▸ **Written instruction**:
Gather the lines from the material that contain "checked".

[Stored dataset items]
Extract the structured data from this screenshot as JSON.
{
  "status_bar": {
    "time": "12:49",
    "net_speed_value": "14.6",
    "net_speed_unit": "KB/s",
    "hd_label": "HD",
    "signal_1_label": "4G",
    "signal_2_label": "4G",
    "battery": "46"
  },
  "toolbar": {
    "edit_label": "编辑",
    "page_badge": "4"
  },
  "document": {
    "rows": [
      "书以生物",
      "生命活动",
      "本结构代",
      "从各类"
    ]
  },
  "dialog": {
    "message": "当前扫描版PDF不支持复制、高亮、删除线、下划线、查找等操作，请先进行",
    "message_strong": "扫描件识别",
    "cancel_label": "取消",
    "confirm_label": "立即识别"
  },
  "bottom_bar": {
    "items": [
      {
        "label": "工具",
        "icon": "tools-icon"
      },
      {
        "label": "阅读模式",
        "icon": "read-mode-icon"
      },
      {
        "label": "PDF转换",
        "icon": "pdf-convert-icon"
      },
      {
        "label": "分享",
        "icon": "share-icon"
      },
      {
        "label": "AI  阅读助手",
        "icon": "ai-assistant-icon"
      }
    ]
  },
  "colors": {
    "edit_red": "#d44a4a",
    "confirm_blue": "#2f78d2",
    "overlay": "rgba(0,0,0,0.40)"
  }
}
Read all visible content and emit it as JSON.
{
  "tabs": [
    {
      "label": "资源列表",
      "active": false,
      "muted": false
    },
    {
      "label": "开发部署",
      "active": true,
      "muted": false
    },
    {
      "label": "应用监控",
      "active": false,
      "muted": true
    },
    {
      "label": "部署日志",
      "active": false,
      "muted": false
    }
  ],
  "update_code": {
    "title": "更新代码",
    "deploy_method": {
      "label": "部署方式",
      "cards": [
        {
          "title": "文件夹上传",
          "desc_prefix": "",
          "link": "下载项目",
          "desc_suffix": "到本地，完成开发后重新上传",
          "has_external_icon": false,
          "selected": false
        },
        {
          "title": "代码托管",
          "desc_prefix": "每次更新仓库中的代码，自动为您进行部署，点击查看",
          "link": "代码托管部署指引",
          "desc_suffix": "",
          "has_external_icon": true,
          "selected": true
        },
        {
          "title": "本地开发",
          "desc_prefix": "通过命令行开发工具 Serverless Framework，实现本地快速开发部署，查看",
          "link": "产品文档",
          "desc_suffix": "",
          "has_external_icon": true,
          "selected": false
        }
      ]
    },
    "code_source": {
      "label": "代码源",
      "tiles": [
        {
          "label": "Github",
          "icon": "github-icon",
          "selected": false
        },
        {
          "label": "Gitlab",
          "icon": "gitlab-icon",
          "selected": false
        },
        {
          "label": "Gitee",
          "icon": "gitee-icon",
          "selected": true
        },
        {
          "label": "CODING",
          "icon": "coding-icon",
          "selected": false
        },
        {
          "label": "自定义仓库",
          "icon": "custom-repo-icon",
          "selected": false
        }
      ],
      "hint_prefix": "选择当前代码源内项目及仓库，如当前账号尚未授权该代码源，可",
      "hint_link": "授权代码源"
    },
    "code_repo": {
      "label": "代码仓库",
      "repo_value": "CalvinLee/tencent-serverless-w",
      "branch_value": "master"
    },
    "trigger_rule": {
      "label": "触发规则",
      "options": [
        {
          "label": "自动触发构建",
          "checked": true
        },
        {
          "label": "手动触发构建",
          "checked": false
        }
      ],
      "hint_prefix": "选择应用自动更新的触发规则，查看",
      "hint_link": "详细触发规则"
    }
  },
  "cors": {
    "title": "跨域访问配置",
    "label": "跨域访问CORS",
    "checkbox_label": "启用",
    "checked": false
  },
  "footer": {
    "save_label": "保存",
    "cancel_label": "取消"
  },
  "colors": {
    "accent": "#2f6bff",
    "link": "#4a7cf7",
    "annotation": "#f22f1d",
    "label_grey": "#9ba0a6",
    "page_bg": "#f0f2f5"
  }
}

▸ **Written answer**:
          "checked": true
          "checked": false
    "checked": false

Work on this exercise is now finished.